**TO DO:**
Say how many lines hold the string "range", and nothing more.

-- START DATA ENTRIES --

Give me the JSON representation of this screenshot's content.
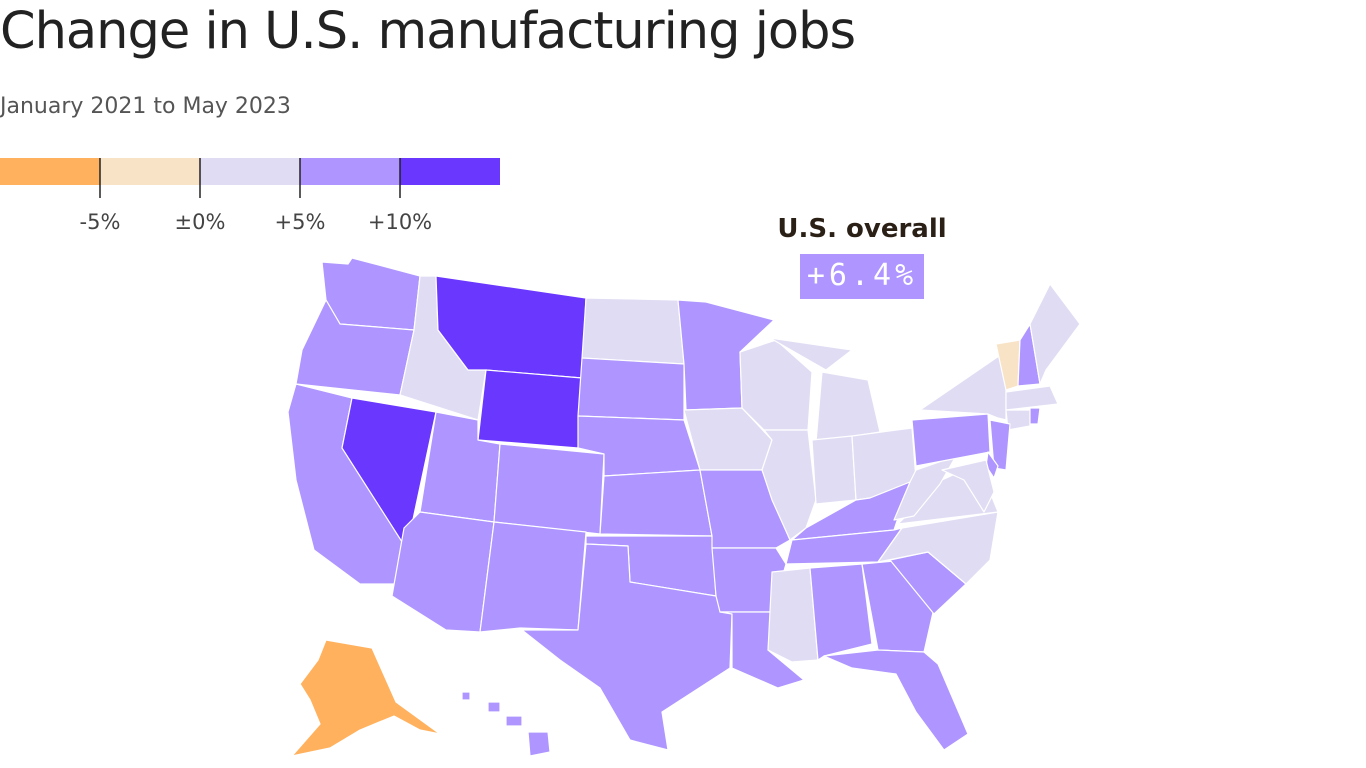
{
  "header": {
    "title": "Change in U.S. manufacturing jobs",
    "subtitle": "January 2021 to May 2023"
  },
  "legend": {
    "bins": [
      {
        "range": "< -5%",
        "color": "#ffb15e"
      },
      {
        "range": "-5% to 0%",
        "color": "#f8e3c6"
      },
      {
        "range": "0% to +5%",
        "color": "#e0dcf3"
      },
      {
        "range": "+5% to +10%",
        "color": "#ae95ff"
      },
      {
        "range": "> +10%",
        "color": "#6a37ff"
      }
    ],
    "ticks": [
      "-5%",
      "±0%",
      "+5%",
      "+10%"
    ]
  },
  "overall": {
    "label": "U.S. overall",
    "value": "+6.4%",
    "color": "#ae95ff"
  },
  "map": {
    "category_colors": {
      "lt_-5": "#ffb15e",
      "-5_to_0": "#f8e3c6",
      "0_to_5": "#e0dcf3",
      "5_to_10": "#ae95ff",
      "gt_10": "#6a37ff"
    },
    "states": [
      {
        "id": "WA",
        "category": "5_to_10"
      },
      {
        "id": "OR",
        "category": "5_to_10"
      },
      {
        "id": "CA",
        "category": "5_to_10"
      },
      {
        "id": "NV",
        "category": "gt_10"
      },
      {
        "id": "ID",
        "category": "0_to_5"
      },
      {
        "id": "MT",
        "category": "gt_10"
      },
      {
        "id": "WY",
        "category": "gt_10"
      },
      {
        "id": "UT",
        "category": "5_to_10"
      },
      {
        "id": "AZ",
        "category": "5_to_10"
      },
      {
        "id": "CO",
        "category": "5_to_10"
      },
      {
        "id": "NM",
        "category": "5_to_10"
      },
      {
        "id": "ND",
        "category": "0_to_5"
      },
      {
        "id": "SD",
        "category": "5_to_10"
      },
      {
        "id": "NE",
        "category": "5_to_10"
      },
      {
        "id": "KS",
        "category": "5_to_10"
      },
      {
        "id": "OK",
        "category": "5_to_10"
      },
      {
        "id": "TX",
        "category": "5_to_10"
      },
      {
        "id": "MN",
        "category": "5_to_10"
      },
      {
        "id": "IA",
        "category": "0_to_5"
      },
      {
        "id": "MO",
        "category": "5_to_10"
      },
      {
        "id": "AR",
        "category": "5_to_10"
      },
      {
        "id": "LA",
        "category": "5_to_10"
      },
      {
        "id": "WI",
        "category": "0_to_5"
      },
      {
        "id": "IL",
        "category": "0_to_5"
      },
      {
        "id": "MI",
        "category": "0_to_5"
      },
      {
        "id": "IN",
        "category": "0_to_5"
      },
      {
        "id": "OH",
        "category": "0_to_5"
      },
      {
        "id": "KY",
        "category": "5_to_10"
      },
      {
        "id": "TN",
        "category": "5_to_10"
      },
      {
        "id": "MS",
        "category": "0_to_5"
      },
      {
        "id": "AL",
        "category": "5_to_10"
      },
      {
        "id": "GA",
        "category": "5_to_10"
      },
      {
        "id": "FL",
        "category": "5_to_10"
      },
      {
        "id": "SC",
        "category": "5_to_10"
      },
      {
        "id": "NC",
        "category": "0_to_5"
      },
      {
        "id": "VA",
        "category": "0_to_5"
      },
      {
        "id": "WV",
        "category": "0_to_5"
      },
      {
        "id": "PA",
        "category": "5_to_10"
      },
      {
        "id": "NY",
        "category": "0_to_5"
      },
      {
        "id": "VT",
        "category": "-5_to_0"
      },
      {
        "id": "NH",
        "category": "5_to_10"
      },
      {
        "id": "ME",
        "category": "0_to_5"
      },
      {
        "id": "MA",
        "category": "0_to_5"
      },
      {
        "id": "CT",
        "category": "0_to_5"
      },
      {
        "id": "RI",
        "category": "5_to_10"
      },
      {
        "id": "NJ",
        "category": "5_to_10"
      },
      {
        "id": "DE",
        "category": "5_to_10"
      },
      {
        "id": "MD",
        "category": "0_to_5"
      },
      {
        "id": "AK",
        "category": "lt_-5"
      },
      {
        "id": "HI",
        "category": "5_to_10"
      }
    ]
  }
}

-- END DATA ENTRIES --

**TASK ANSWER:**
5